** Start Supplied material **
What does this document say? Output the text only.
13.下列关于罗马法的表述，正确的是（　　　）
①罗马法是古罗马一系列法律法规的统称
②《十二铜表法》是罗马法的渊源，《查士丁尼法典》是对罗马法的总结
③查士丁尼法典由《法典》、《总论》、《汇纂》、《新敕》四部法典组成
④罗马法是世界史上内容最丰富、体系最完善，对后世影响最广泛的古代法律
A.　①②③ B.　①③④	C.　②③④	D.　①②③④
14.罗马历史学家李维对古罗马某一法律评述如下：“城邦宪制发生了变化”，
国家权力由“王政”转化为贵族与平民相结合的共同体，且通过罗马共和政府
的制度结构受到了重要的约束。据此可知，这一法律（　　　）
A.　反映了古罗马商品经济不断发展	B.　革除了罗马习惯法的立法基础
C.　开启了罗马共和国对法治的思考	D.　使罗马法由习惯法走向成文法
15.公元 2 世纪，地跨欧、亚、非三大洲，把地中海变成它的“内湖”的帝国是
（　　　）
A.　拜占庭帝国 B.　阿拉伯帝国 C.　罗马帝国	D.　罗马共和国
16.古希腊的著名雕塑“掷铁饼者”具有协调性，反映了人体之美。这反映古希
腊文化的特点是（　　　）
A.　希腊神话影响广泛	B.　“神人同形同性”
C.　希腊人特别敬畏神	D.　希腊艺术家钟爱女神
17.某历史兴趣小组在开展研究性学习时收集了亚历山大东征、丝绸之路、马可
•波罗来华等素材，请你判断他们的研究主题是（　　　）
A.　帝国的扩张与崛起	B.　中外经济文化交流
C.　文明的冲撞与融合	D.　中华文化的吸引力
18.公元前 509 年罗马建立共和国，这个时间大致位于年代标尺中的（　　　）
** End Supplied material **
§ Work to be completed
Your task is to print the whole listing again exactly.

§ Full response
What does this document say? Output the text only.
13.下列关于罗马法的表述，正确的是（　　　）
①罗马法是古罗马一系列法律法规的统称
②《十二铜表法》是罗马法的渊源，《查士丁尼法典》是对罗马法的总结
③查士丁尼法典由《法典》、《总论》、《汇纂》、《新敕》四部法典组成
④罗马法是世界史上内容最丰富、体系最完善，对后世影响最广泛的古代法律
A.　①②③ B.　①③④	C.　②③④	D.　①②③④
14.罗马历史学家李维对古罗马某一法律评述如下：“城邦宪制发生了变化”，
国家权力由“王政”转化为贵族与平民相结合的共同体，且通过罗马共和政府
的制度结构受到了重要的约束。据此可知，这一法律（　　　）
A.　反映了古罗马商品经济不断发展	B.　革除了罗马习惯法的立法基础
C.　开启了罗马共和国对法治的思考	D.　使罗马法由习惯法走向成文法
15.公元 2 世纪，地跨欧、亚、非三大洲，把地中海变成它的“内湖”的帝国是
（　　　）
A.　拜占庭帝国 B.　阿拉伯帝国 C.　罗马帝国	D.　罗马共和国
16.古希腊的著名雕塑“掷铁饼者”具有协调性，反映了人体之美。这反映古希
腊文化的特点是（　　　）
A.　希腊神话影响广泛	B.　“神人同形同性”
C.　希腊人特别敬畏神	D.　希腊艺术家钟爱女神
17.某历史兴趣小组在开展研究性学习时收集了亚历山大东征、丝绸之路、马可
•波罗来华等素材，请你判断他们的研究主题是（　　　）
A.　帝国的扩张与崛起	B.　中外经济文化交流
C.　文明的冲撞与融合	D.　中华文化的吸引力
18.公元前 509 年罗马建立共和国，这个时间大致位于年代标尺中的（　　　）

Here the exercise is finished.